§ **TEXTO FORNECIDO**
------------------------------------------------------------------------
15) Decisão 1465/02 do TCU – Determinou o fim da terceirização nas atividades-fim em Furnas Centrais Elétricas S.A;

16) Decreto Lei nº 2.745/98 – Processo Licitatório Simplificado para aquisição de bens e serviços (Facilita processos de licitação com base no melhor preço);

17) Relatório de Auditoria TC 023.627/2007-5 – Emitido pelo Tribunal de Contas da União determinando o fim das terceirizações nas atividades-fim das empresas estatais e outros órgãos governamentais.

Apesar de toda essa legislação à Petrobrás utiliza a terceirização com os critérios licitatórios da forma que melhor lhe convém. E quando surgem os problemas trabalhistas, toda essa legislação é sempre secundarizada pela Petrobrás que se limita a dizer que contrata serviços e não pode avançar com maior rigor sobre o desrespeito dessas empresas nas questões relativas aos direitos trabalhistas e sociais.

Por outro lado, nos Acordos Coletivos de Trabalho que a Petrobrás, suas coligadas e subsidiárias mantém com as diversas representações sindicais dos petroleiros de todo o país, existem cláusulas que visam ao aperfeiçoamento das relações de trabalho próprias e terceirizadas, inclusive, com fiscalização e gerenciamento desses contratos. Existem, também, mecanismos internos da própria Petrobras para auditar e monitorar o cumprimento da legislação trabalhista, previdenciária e tributária por parte das empresas contratadas, porém, na prática, a terceirização segue celeremente dizimando os direitos dos trabalhadores.

Por sua vez, a alta cúpula da Petrobras não busca – e nem quer – aperfeiçoar esses mecanismos e, nem tão pouco, quer aperfeiçoar a legislação aplicável à contratação de mão-de-obra e serviços através de licitações porque da forma como está, atende muito bem aos seus aos seus interesses  e o resultado desse modelo é o desrespeito às leis e o avanço cada vez maior da terceirização com alto grau de precarização do trabalho permitindo, inclusive, a quarteirização, quinterização e, inclusive, os “free-lancer” que são versões mais selvagens da terceirização. Lamentavelmente, até a fiscalização de contratos está sendo terceirizada pela Petrobras.
------------------------------------------------------------------------
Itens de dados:
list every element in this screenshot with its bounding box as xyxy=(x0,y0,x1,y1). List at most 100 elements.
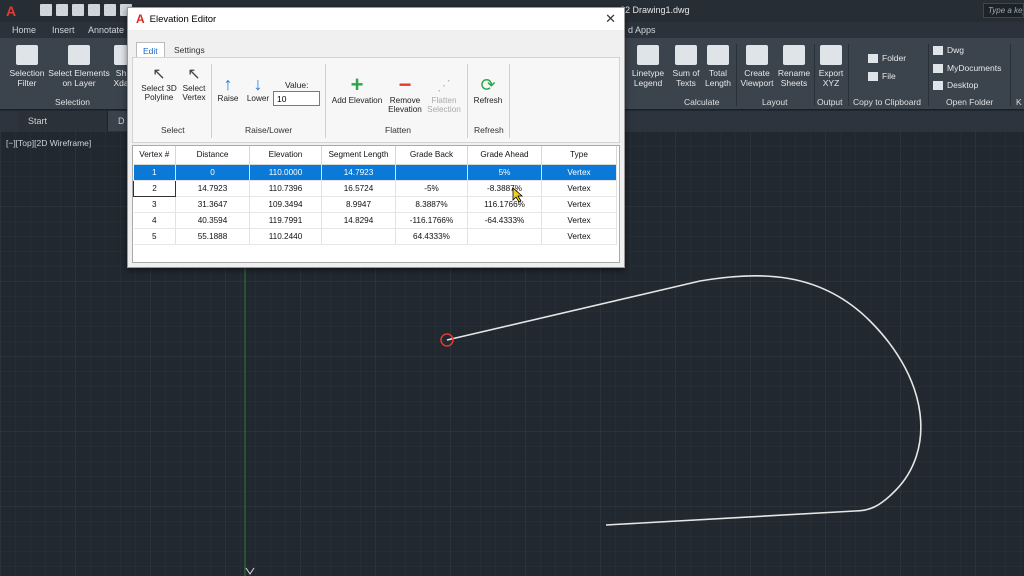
open-dwg-button[interactable]: Dwg xyxy=(933,45,964,56)
cell-distance[interactable]: 40.3594 xyxy=(175,212,250,229)
save-as-icon[interactable] xyxy=(88,4,100,16)
table-row[interactable]: 1 0 110.0000 14.7923 5% Vertex xyxy=(133,164,617,181)
cell-distance[interactable]: 55.1888 xyxy=(175,228,250,245)
linetype-legend-button[interactable]: Linetype Legend xyxy=(630,45,666,88)
sum-icon xyxy=(675,45,697,65)
panel-copy-label: Copy to Clipboard xyxy=(853,97,922,107)
tab-insert[interactable]: Insert xyxy=(52,25,75,35)
col-distance[interactable]: Distance xyxy=(175,146,250,165)
select-elements-on-layer-button[interactable]: Select Elements on Layer xyxy=(48,45,110,88)
total-length-button[interactable]: Total Length xyxy=(702,45,734,88)
col-grade-ahead[interactable]: Grade Ahead xyxy=(467,146,542,165)
remove-elevation-button[interactable]: − Remove Elevation xyxy=(387,74,423,115)
viewport-controls[interactable]: [−][Top][2D Wireframe] xyxy=(6,138,91,148)
cell-grade-back[interactable]: 64.4333% xyxy=(395,228,468,245)
cell-elevation[interactable]: 110.2440 xyxy=(249,228,322,245)
cell-grade-ahead[interactable] xyxy=(467,228,542,245)
copy-folder-button[interactable]: Folder xyxy=(868,53,906,64)
selection-filter-button[interactable]: Selection Filter xyxy=(6,45,48,88)
cell-vertex[interactable]: 2 xyxy=(133,179,176,197)
select-3d-polyline-button[interactable]: ↖ Select 3D Polyline xyxy=(137,66,181,102)
app-icon: A xyxy=(136,12,145,26)
open-desktop-button[interactable]: Desktop xyxy=(933,80,978,91)
flatten-selection-button[interactable]: ⋰ Flatten Selection xyxy=(425,74,463,114)
cell-grade-ahead[interactable]: -8.3887% xyxy=(467,180,542,197)
cell-elevation[interactable]: 110.0000 xyxy=(249,164,322,181)
table-row[interactable]: 3 31.3647 109.3494 8.9947 8.3887% 116.17… xyxy=(133,196,617,213)
cell-vertex[interactable]: 4 xyxy=(133,212,176,229)
panel-output-label: Output xyxy=(817,97,843,107)
cell-elevation[interactable]: 109.3494 xyxy=(249,196,322,213)
export-xyz-button[interactable]: Export XYZ xyxy=(816,45,846,88)
value-input[interactable] xyxy=(273,91,320,106)
tab-settings[interactable]: Settings xyxy=(168,42,211,58)
col-type[interactable]: Type xyxy=(541,146,617,165)
table-row[interactable]: 4 40.3594 119.7991 14.8294 -116.1766% -6… xyxy=(133,212,617,229)
open-mydocuments-button[interactable]: MyDocuments xyxy=(933,63,1001,74)
copy-file-button[interactable]: File xyxy=(868,71,896,82)
cell-vertex[interactable]: 5 xyxy=(133,228,176,245)
panel-open-folder-label: Open Folder xyxy=(946,97,994,107)
cell-grade-back[interactable]: 8.3887% xyxy=(395,196,468,213)
cell-grade-ahead[interactable]: -64.4333% xyxy=(467,212,542,229)
create-viewport-button[interactable]: Create Viewport xyxy=(738,45,776,88)
cube-icon xyxy=(114,45,128,65)
autocad-logo-icon[interactable]: A xyxy=(6,3,16,19)
vertex-table: Vertex # Distance Elevation Segment Leng… xyxy=(132,145,620,263)
cell-distance[interactable]: 14.7923 xyxy=(175,180,250,197)
cell-vertex[interactable]: 1 xyxy=(133,164,176,181)
cell-grade-back[interactable]: -116.1766% xyxy=(395,212,468,229)
rename-sheets-button[interactable]: Rename Sheets xyxy=(776,45,812,88)
cell-segment-length[interactable]: 8.9947 xyxy=(321,196,396,213)
cell-distance[interactable]: 31.3647 xyxy=(175,196,250,213)
cell-segment-length[interactable]: 16.5724 xyxy=(321,180,396,197)
save-icon[interactable] xyxy=(72,4,84,16)
cell-segment-length[interactable]: 14.7923 xyxy=(321,164,396,181)
cell-segment-length[interactable]: 14.8294 xyxy=(321,212,396,229)
cell-grade-back[interactable] xyxy=(395,164,468,181)
refresh-button[interactable]: ⟳ Refresh xyxy=(471,74,505,105)
new-icon[interactable] xyxy=(40,4,52,16)
cell-elevation[interactable]: 110.7396 xyxy=(249,180,322,197)
print-icon[interactable] xyxy=(104,4,116,16)
open-icon[interactable] xyxy=(56,4,68,16)
cell-type[interactable]: Vertex xyxy=(541,180,617,197)
tab-annotate[interactable]: Annotate xyxy=(88,25,124,35)
table-row[interactable]: 5 55.1888 110.2440 64.4333% Vertex xyxy=(133,228,617,245)
cell-type[interactable]: Vertex xyxy=(541,196,617,213)
value-label: Value: xyxy=(285,80,309,90)
raise-button[interactable]: ↑ Raise xyxy=(215,74,241,103)
cell-type[interactable]: Vertex xyxy=(541,164,617,181)
col-elevation[interactable]: Elevation xyxy=(249,146,322,165)
search-input[interactable]: Type a key xyxy=(983,3,1024,18)
sum-of-texts-button[interactable]: Sum of Texts xyxy=(668,45,704,88)
cell-grade-ahead[interactable]: 5% xyxy=(467,164,542,181)
cell-segment-length[interactable] xyxy=(321,228,396,245)
add-elevation-button[interactable]: + Add Elevation xyxy=(329,72,385,106)
ribbon-separator xyxy=(736,44,737,106)
select-vertex-button[interactable]: ↖ Select Vertex xyxy=(179,66,209,102)
quick-access-toolbar xyxy=(40,4,132,16)
tab-home[interactable]: Home xyxy=(12,25,36,35)
close-icon[interactable]: ✕ xyxy=(605,11,616,27)
col-grade-back[interactable]: Grade Back xyxy=(395,146,468,165)
cell-distance[interactable]: 0 xyxy=(175,164,250,181)
col-segment-length[interactable]: Segment Length xyxy=(321,146,396,165)
cell-type[interactable]: Vertex xyxy=(541,228,617,245)
tab-start[interactable]: Start xyxy=(18,111,108,131)
table-row[interactable]: 2 14.7923 110.7396 16.5724 -5% -8.3887% … xyxy=(133,179,617,197)
mouse-cursor-icon xyxy=(512,187,524,203)
dialog-title-bar[interactable]: A Elevation Editor xyxy=(128,8,624,30)
lower-button[interactable]: ↓ Lower xyxy=(245,74,271,103)
tab-apps[interactable]: d Apps xyxy=(628,25,656,35)
cell-vertex[interactable]: 3 xyxy=(133,196,176,213)
cell-elevation[interactable]: 119.7991 xyxy=(249,212,322,229)
flatten-icon: ⋰ xyxy=(437,77,451,93)
tab-edit[interactable]: Edit xyxy=(136,42,165,58)
plus-icon: + xyxy=(350,72,364,97)
col-vertex[interactable]: Vertex # xyxy=(133,146,176,165)
cell-type[interactable]: Vertex xyxy=(541,212,617,229)
cell-grade-back[interactable]: -5% xyxy=(395,180,468,197)
tab-drawing[interactable]: D xyxy=(108,111,129,131)
cell-grade-ahead[interactable]: 116.1766% xyxy=(467,196,542,213)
------------------------------------------------------------------------
§ **TAREFA 1**
Repita o trecho do texto sobre a terceirização na Petrobras que vai de "17) Relatório de" até "trabalhistas e sociais.", incluindo ambos.
§ **TAREFA 2**
Reescreva somente as linhas dos registros que vão da linha com "open-dwg-button[interactable]: Dwg xyxy=(933,45,964,56)" até a linha com "cell-distance[interactable]: 55.1888 xyxy=(175,228,250,245)", incluindo ambas, substituindo "cell-distance" por "cell-length" e mantendo todo o resto igual.

§ **SAÍDA DO EXERCÍCIO 1**
17) Relatório de Auditoria TC 023.627/2007-5 – Emitido pelo Tribunal de Contas da União determinando o fim das terceirizações nas atividades-fim das empresas estatais e outros órgãos governamentais.

Apesar de toda essa legislação à Petrobrás utiliza a terceirização com os critérios licitatórios da forma que melhor lhe convém. E quando surgem os problemas trabalhistas, toda essa legislação é sempre secundarizada pela Petrobrás que se limita a dizer que contrata serviços e não pode avançar com maior rigor sobre o desrespeito dessas empresas nas questões relativas aos direitos trabalhistas e sociais.

§ **SAÍDA DO EXERCÍCIO 2**
open-dwg-button[interactable]: Dwg xyxy=(933,45,964,56)
cell-length[interactable]: 40.3594 xyxy=(175,212,250,229)
save-as-icon[interactable] xyxy=(88,4,100,16)
table-row[interactable]: 1 0 110.0000 14.7923 5% Vertex xyxy=(133,164,617,181)
cell-length[interactable]: 55.1888 xyxy=(175,228,250,245)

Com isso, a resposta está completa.